- [Stated problem]: Transcribe every entry word for word, leaving out all images.
* START *
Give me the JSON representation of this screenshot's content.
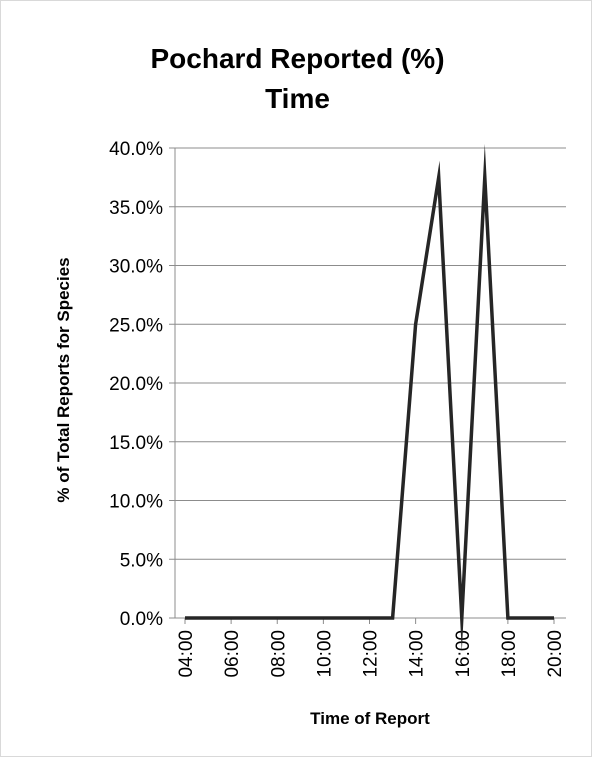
{
  "chart_data": {
    "type": "line",
    "title_lines": [
      "Pochard Reported (%)",
      "Time"
    ],
    "xlabel": "Time of Report",
    "ylabel": "% of Total Reports for Species",
    "ylim": [
      0,
      0.4
    ],
    "yticks": [
      "0.0%",
      "5.0%",
      "10.0%",
      "15.0%",
      "20.0%",
      "25.0%",
      "30.0%",
      "35.0%",
      "40.0%"
    ],
    "xticks": [
      "04:00",
      "06:00",
      "08:00",
      "10:00",
      "12:00",
      "14:00",
      "16:00",
      "18:00",
      "20:00"
    ],
    "grid": true,
    "legend": "none",
    "line_color": "#262626",
    "series": [
      {
        "x": [
          "04:00",
          "05:00",
          "06:00",
          "07:00",
          "08:00",
          "09:00",
          "10:00",
          "11:00",
          "12:00",
          "13:00",
          "14:00",
          "15:00",
          "16:00",
          "17:00",
          "18:00",
          "19:00",
          "20:00"
        ],
        "values": [
          0,
          0,
          0,
          0,
          0,
          0,
          0,
          0,
          0,
          0,
          0.25,
          0.375,
          0,
          0.375,
          0,
          0,
          0
        ]
      }
    ]
  }
}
* END *
- [Written solution]:
Give me the JSON representation of this screenshot's content.
{
  "chart_data": {
    "type": "line",
    "title_lines": [
      "Pochard Reported (%)",
      "Time"
    ],
    "xlabel": "Time of Report",
    "ylabel": "% of Total Reports for Species",
    "ylim": [
      0,
      0.4
    ],
    "yticks": [
      "0.0%",
      "5.0%",
      "10.0%",
      "15.0%",
      "20.0%",
      "25.0%",
      "30.0%",
      "35.0%",
      "40.0%"
    ],
    "xticks": [
      "04:00",
      "06:00",
      "08:00",
      "10:00",
      "12:00",
      "14:00",
      "16:00",
      "18:00",
      "20:00"
    ],
    "grid": true,
    "legend": "none",
    "line_color": "#262626",
    "series": [
      {
        "x": [
          "04:00",
          "05:00",
          "06:00",
          "07:00",
          "08:00",
          "09:00",
          "10:00",
          "11:00",
          "12:00",
          "13:00",
          "14:00",
          "15:00",
          "16:00",
          "17:00",
          "18:00",
          "19:00",
          "20:00"
        ],
        "values": [
          0,
          0,
          0,
          0,
          0,
          0,
          0,
          0,
          0,
          0,
          0.25,
          0.375,
          0,
          0.375,
          0,
          0,
          0
        ]
      }
    ]
  }
}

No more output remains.